(Stored data)
<<<<
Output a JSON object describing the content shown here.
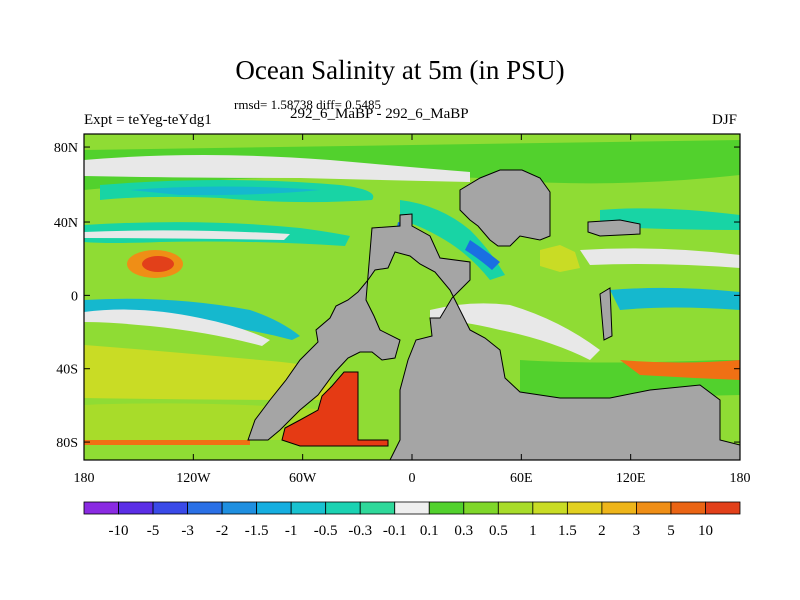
{
  "title": "Ocean Salinity at 5m (in PSU)",
  "stats": "rmsd= 1.58738 diff= 0.5485",
  "left_label": "Expt = teYeg-teYdg1",
  "center_label": "292_6_MaBP - 292_6_MaBP",
  "right_label": "DJF",
  "map": {
    "x_ticks": [
      "180",
      "120W",
      "60W",
      "0",
      "60E",
      "120E",
      "180"
    ],
    "y_ticks": [
      "80N",
      "40N",
      "0",
      "40S",
      "80S"
    ],
    "colors": {
      "land": "#a5a5a5",
      "near_zero": "#e8e8e8",
      "lime": "#8fdc34",
      "green": "#52d12d",
      "teal": "#18d4a5",
      "cyan": "#15b8ce",
      "blue": "#1a6fe2",
      "orange": "#f07014",
      "red": "#e53a14"
    }
  },
  "colorbar": {
    "labels": [
      "-10",
      "-5",
      "-3",
      "-2",
      "-1.5",
      "-1",
      "-0.5",
      "-0.3",
      "-0.1",
      "0.1",
      "0.3",
      "0.5",
      "1",
      "1.5",
      "2",
      "3",
      "5",
      "10"
    ],
    "colors": [
      "#8a2be2",
      "#5b2ee6",
      "#3a4ae8",
      "#2a70e6",
      "#1f8fe0",
      "#15aee0",
      "#18c2d0",
      "#1bd2b2",
      "#2fd89a",
      "#efefef",
      "#52d12d",
      "#7fd72a",
      "#a8dc2a",
      "#c9dc25",
      "#e2d020",
      "#eeb51a",
      "#ef8e16",
      "#ea6414",
      "#e2401a"
    ]
  }
}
>>>>
Exercise task.
Output the full set of records above without changing a word, and drop the images.

Response to the task.
Output a JSON object describing the content shown here.
{
  "title": "Ocean Salinity at 5m (in PSU)",
  "stats": "rmsd= 1.58738 diff= 0.5485",
  "left_label": "Expt = teYeg-teYdg1",
  "center_label": "292_6_MaBP - 292_6_MaBP",
  "right_label": "DJF",
  "map": {
    "x_ticks": [
      "180",
      "120W",
      "60W",
      "0",
      "60E",
      "120E",
      "180"
    ],
    "y_ticks": [
      "80N",
      "40N",
      "0",
      "40S",
      "80S"
    ],
    "colors": {
      "land": "#a5a5a5",
      "near_zero": "#e8e8e8",
      "lime": "#8fdc34",
      "green": "#52d12d",
      "teal": "#18d4a5",
      "cyan": "#15b8ce",
      "blue": "#1a6fe2",
      "orange": "#f07014",
      "red": "#e53a14"
    }
  },
  "colorbar": {
    "labels": [
      "-10",
      "-5",
      "-3",
      "-2",
      "-1.5",
      "-1",
      "-0.5",
      "-0.3",
      "-0.1",
      "0.1",
      "0.3",
      "0.5",
      "1",
      "1.5",
      "2",
      "3",
      "5",
      "10"
    ],
    "colors": [
      "#8a2be2",
      "#5b2ee6",
      "#3a4ae8",
      "#2a70e6",
      "#1f8fe0",
      "#15aee0",
      "#18c2d0",
      "#1bd2b2",
      "#2fd89a",
      "#efefef",
      "#52d12d",
      "#7fd72a",
      "#a8dc2a",
      "#c9dc25",
      "#e2d020",
      "#eeb51a",
      "#ef8e16",
      "#ea6414",
      "#e2401a"
    ]
  }
}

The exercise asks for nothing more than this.